=== Short exercise ===
Return verbatim the run of lines that opens with the line holding "OCR this image." and closes with the last line of the records.

══ Listing ══

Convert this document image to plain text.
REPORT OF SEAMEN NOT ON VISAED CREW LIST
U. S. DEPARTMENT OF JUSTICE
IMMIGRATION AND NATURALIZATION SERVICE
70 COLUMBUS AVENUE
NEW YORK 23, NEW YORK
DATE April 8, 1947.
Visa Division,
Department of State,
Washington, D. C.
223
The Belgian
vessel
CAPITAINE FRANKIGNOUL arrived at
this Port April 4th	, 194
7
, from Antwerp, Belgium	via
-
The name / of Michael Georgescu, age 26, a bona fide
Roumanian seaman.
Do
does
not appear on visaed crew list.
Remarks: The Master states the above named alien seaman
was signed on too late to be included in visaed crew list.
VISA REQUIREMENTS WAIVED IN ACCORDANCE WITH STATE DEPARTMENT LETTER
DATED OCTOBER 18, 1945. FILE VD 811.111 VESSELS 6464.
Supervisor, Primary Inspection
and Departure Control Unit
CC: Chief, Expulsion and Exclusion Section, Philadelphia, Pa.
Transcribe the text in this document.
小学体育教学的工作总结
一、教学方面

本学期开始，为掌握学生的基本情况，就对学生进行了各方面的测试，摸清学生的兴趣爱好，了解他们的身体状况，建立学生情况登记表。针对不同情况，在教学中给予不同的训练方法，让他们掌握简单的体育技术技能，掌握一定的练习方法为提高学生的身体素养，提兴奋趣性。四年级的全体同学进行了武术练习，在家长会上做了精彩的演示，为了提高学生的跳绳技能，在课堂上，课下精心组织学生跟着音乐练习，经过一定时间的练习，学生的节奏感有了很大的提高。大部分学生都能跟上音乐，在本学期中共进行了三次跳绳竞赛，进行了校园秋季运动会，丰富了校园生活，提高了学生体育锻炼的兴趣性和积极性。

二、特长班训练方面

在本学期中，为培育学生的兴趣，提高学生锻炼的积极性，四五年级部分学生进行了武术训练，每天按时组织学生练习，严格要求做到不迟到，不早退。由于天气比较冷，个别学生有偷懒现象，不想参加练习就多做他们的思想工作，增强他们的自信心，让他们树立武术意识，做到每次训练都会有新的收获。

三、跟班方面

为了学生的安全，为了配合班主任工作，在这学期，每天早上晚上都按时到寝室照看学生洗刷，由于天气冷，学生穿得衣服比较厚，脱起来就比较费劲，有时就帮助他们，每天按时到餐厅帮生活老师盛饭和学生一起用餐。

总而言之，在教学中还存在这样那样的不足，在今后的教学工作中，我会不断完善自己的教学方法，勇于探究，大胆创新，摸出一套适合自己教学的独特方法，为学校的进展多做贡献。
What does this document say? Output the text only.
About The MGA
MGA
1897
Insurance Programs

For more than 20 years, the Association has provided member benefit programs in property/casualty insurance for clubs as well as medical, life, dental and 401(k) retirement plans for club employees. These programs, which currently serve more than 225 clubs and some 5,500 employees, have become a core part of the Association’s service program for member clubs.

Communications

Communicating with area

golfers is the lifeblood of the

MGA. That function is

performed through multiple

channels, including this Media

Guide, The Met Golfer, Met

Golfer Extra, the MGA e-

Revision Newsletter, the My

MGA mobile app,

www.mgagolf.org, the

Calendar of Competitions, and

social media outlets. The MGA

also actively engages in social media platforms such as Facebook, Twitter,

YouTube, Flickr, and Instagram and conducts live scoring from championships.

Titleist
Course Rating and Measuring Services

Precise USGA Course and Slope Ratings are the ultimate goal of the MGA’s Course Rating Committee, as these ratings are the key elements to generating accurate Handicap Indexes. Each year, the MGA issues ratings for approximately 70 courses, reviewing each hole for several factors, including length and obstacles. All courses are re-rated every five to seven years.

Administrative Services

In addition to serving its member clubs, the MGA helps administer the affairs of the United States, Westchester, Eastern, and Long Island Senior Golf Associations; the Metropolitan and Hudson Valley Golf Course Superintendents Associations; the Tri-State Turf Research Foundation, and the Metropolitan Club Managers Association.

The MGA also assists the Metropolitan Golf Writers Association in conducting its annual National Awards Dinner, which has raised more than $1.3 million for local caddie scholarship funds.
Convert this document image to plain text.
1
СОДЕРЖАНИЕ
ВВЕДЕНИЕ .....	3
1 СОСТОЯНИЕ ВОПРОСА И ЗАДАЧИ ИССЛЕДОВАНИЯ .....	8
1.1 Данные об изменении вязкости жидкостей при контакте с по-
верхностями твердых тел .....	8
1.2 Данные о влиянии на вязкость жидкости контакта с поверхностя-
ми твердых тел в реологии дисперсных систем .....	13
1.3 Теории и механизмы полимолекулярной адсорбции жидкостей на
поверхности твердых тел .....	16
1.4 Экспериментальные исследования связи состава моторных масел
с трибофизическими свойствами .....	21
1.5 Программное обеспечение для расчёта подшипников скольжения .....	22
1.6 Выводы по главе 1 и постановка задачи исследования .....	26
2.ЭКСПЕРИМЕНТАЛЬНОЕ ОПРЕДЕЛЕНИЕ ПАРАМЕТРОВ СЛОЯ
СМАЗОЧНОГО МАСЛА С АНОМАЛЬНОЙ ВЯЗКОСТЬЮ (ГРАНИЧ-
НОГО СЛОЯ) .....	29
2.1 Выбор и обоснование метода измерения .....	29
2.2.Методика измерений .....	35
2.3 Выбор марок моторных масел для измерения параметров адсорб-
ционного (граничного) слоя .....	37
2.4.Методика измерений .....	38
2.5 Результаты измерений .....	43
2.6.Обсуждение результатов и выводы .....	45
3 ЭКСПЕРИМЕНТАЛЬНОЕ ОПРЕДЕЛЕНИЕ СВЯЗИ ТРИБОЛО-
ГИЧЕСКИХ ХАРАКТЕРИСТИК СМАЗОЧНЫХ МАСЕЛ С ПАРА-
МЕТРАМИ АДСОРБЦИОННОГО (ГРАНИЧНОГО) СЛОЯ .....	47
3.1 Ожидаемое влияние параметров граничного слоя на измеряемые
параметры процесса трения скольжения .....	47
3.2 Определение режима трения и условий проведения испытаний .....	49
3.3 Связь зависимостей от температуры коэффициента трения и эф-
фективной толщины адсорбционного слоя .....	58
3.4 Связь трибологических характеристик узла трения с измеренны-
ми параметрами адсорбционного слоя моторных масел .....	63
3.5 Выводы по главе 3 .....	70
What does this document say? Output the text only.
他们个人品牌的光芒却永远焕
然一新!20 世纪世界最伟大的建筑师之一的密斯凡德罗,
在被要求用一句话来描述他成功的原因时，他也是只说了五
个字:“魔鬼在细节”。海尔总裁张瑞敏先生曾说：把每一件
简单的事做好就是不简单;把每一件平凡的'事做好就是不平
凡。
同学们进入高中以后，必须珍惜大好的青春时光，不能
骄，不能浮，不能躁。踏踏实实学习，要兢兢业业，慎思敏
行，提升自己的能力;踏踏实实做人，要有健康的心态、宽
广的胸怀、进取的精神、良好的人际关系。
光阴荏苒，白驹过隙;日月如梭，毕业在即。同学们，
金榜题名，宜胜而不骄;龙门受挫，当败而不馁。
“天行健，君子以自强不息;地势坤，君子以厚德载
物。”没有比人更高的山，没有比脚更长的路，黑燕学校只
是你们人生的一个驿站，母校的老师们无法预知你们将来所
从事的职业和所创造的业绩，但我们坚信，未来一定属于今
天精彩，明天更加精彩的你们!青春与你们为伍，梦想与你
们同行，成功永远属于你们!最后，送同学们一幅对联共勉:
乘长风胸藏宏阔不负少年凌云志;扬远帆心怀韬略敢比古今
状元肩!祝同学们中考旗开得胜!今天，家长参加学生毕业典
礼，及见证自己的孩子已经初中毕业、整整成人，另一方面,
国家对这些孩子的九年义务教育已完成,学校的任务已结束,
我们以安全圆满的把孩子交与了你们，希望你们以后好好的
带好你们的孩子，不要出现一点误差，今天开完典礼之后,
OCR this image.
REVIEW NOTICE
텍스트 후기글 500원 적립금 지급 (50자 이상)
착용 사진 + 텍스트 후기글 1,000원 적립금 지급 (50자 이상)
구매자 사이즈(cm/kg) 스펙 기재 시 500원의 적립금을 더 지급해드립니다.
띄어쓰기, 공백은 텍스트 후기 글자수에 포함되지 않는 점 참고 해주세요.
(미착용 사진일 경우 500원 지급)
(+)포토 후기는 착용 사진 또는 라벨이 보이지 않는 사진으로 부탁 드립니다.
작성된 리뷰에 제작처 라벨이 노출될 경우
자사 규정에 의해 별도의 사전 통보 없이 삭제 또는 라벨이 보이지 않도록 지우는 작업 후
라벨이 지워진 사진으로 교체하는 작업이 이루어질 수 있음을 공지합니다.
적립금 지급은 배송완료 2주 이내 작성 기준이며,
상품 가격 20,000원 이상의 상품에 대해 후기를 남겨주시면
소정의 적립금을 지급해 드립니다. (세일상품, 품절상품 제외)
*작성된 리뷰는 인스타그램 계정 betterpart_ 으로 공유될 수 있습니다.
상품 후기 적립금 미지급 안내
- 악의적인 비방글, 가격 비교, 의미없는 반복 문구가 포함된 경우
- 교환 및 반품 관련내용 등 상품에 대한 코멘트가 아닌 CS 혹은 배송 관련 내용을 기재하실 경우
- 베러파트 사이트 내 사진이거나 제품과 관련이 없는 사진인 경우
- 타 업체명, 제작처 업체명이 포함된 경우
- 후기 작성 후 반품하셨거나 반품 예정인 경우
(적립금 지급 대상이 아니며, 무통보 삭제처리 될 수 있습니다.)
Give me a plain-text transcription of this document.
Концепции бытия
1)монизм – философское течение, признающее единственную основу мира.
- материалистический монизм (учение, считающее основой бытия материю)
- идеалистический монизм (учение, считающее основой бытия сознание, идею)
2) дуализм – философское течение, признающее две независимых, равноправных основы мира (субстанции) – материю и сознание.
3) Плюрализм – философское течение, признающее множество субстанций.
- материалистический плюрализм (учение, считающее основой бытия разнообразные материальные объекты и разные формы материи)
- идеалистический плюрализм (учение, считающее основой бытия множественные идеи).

═══

=== Reply to the task ===
OCR this image.
REVIEW NOTICE
텍스트 후기글 500원 적립금 지급 (50자 이상)
착용 사진 + 텍스트 후기글 1,000원 적립금 지급 (50자 이상)
구매자 사이즈(cm/kg) 스펙 기재 시 500원의 적립금을 더 지급해드립니다.
띄어쓰기, 공백은 텍스트 후기 글자수에 포함되지 않는 점 참고 해주세요.
(미착용 사진일 경우 500원 지급)
(+)포토 후기는 착용 사진 또는 라벨이 보이지 않는 사진으로 부탁 드립니다.
작성된 리뷰에 제작처 라벨이 노출될 경우
자사 규정에 의해 별도의 사전 통보 없이 삭제 또는 라벨이 보이지 않도록 지우는 작업 후
라벨이 지워진 사진으로 교체하는 작업이 이루어질 수 있음을 공지합니다.
적립금 지급은 배송완료 2주 이내 작성 기준이며,
상품 가격 20,000원 이상의 상품에 대해 후기를 남겨주시면
소정의 적립금을 지급해 드립니다. (세일상품, 품절상품 제외)
*작성된 리뷰는 인스타그램 계정 betterpart_ 으로 공유될 수 있습니다.
상품 후기 적립금 미지급 안내
- 악의적인 비방글, 가격 비교, 의미없는 반복 문구가 포함된 경우
- 교환 및 반품 관련내용 등 상품에 대한 코멘트가 아닌 CS 혹은 배송 관련 내용을 기재하실 경우
- 베러파트 사이트 내 사진이거나 제품과 관련이 없는 사진인 경우
- 타 업체명, 제작처 업체명이 포함된 경우
- 후기 작성 후 반품하셨거나 반품 예정인 경우
(적립금 지급 대상이 아니며, 무통보 삭제처리 될 수 있습니다.)
Give me a plain-text transcription of this document.
Концепции бытия
1)монизм – философское течение, признающее единственную основу мира.
- материалистический монизм (учение, считающее основой бытия материю)
- идеалистический монизм (учение, считающее основой бытия сознание, идею)
2) дуализм – философское течение, признающее две независимых, равноправных основы мира (субстанции) – материю и сознание.
3) Плюрализм – философское течение, признающее множество субстанций.
- материалистический плюрализм (учение, считающее основой бытия разнообразные материальные объекты и разные формы материи)
- идеалистический плюрализм (учение, считающее основой бытия множественные идеи).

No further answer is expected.